▸ Task brief
Copy every record below, exactly as written.

A run of records
════

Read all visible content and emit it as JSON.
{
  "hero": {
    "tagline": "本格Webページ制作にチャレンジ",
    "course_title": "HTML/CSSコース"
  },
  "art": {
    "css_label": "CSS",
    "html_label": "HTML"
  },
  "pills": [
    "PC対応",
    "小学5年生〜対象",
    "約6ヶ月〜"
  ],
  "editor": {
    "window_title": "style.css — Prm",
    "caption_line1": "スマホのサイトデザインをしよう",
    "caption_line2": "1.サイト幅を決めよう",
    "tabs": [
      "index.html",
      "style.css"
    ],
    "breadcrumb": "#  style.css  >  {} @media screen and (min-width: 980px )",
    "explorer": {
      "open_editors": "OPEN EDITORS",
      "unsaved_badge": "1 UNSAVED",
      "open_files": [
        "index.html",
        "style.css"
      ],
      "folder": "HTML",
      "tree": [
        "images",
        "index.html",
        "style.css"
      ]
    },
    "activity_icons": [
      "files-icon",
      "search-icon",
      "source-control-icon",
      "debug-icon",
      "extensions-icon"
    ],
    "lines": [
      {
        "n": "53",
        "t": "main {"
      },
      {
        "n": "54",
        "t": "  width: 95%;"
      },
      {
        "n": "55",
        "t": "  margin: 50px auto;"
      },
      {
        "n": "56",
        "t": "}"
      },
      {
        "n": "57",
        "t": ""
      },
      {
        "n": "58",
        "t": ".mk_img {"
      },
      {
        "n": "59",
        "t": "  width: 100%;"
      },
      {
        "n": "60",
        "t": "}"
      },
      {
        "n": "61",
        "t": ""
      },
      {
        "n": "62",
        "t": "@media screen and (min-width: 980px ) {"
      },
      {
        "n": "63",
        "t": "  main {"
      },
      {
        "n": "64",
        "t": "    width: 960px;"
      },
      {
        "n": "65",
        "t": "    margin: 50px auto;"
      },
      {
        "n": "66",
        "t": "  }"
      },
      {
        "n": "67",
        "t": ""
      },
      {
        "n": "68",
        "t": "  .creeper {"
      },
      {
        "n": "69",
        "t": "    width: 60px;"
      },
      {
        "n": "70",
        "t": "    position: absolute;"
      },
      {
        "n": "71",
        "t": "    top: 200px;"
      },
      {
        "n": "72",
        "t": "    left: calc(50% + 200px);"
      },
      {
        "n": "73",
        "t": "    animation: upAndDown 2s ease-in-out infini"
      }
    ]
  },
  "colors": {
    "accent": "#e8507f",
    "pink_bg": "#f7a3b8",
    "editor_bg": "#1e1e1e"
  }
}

════

▸ Expected answer
Read all visible content and emit it as JSON.
{
  "hero": {
    "tagline": "本格Webページ制作にチャレンジ",
    "course_title": "HTML/CSSコース"
  },
  "art": {
    "css_label": "CSS",
    "html_label": "HTML"
  },
  "pills": [
    "PC対応",
    "小学5年生〜対象",
    "約6ヶ月〜"
  ],
  "editor": {
    "window_title": "style.css — Prm",
    "caption_line1": "スマホのサイトデザインをしよう",
    "caption_line2": "1.サイト幅を決めよう",
    "tabs": [
      "index.html",
      "style.css"
    ],
    "breadcrumb": "#  style.css  >  {} @media screen and (min-width: 980px )",
    "explorer": {
      "open_editors": "OPEN EDITORS",
      "unsaved_badge": "1 UNSAVED",
      "open_files": [
        "index.html",
        "style.css"
      ],
      "folder": "HTML",
      "tree": [
        "images",
        "index.html",
        "style.css"
      ]
    },
    "activity_icons": [
      "files-icon",
      "search-icon",
      "source-control-icon",
      "debug-icon",
      "extensions-icon"
    ],
    "lines": [
      {
        "n": "53",
        "t": "main {"
      },
      {
        "n": "54",
        "t": "  width: 95%;"
      },
      {
        "n": "55",
        "t": "  margin: 50px auto;"
      },
      {
        "n": "56",
        "t": "}"
      },
      {
        "n": "57",
        "t": ""
      },
      {
        "n": "58",
        "t": ".mk_img {"
      },
      {
        "n": "59",
        "t": "  width: 100%;"
      },
      {
        "n": "60",
        "t": "}"
      },
      {
        "n": "61",
        "t": ""
      },
      {
        "n": "62",
        "t": "@media screen and (min-width: 980px ) {"
      },
      {
        "n": "63",
        "t": "  main {"
      },
      {
        "n": "64",
        "t": "    width: 960px;"
      },
      {
        "n": "65",
        "t": "    margin: 50px auto;"
      },
      {
        "n": "66",
        "t": "  }"
      },
      {
        "n": "67",
        "t": ""
      },
      {
        "n": "68",
        "t": "  .creeper {"
      },
      {
        "n": "69",
        "t": "    width: 60px;"
      },
      {
        "n": "70",
        "t": "    position: absolute;"
      },
      {
        "n": "71",
        "t": "    top: 200px;"
      },
      {
        "n": "72",
        "t": "    left: calc(50% + 200px);"
      },
      {
        "n": "73",
        "t": "    animation: upAndDown 2s ease-in-out infini"
      }
    ]
  },
  "colors": {
    "accent": "#e8507f",
    "pink_bg": "#f7a3b8",
    "editor_bg": "#1e1e1e"
  }
}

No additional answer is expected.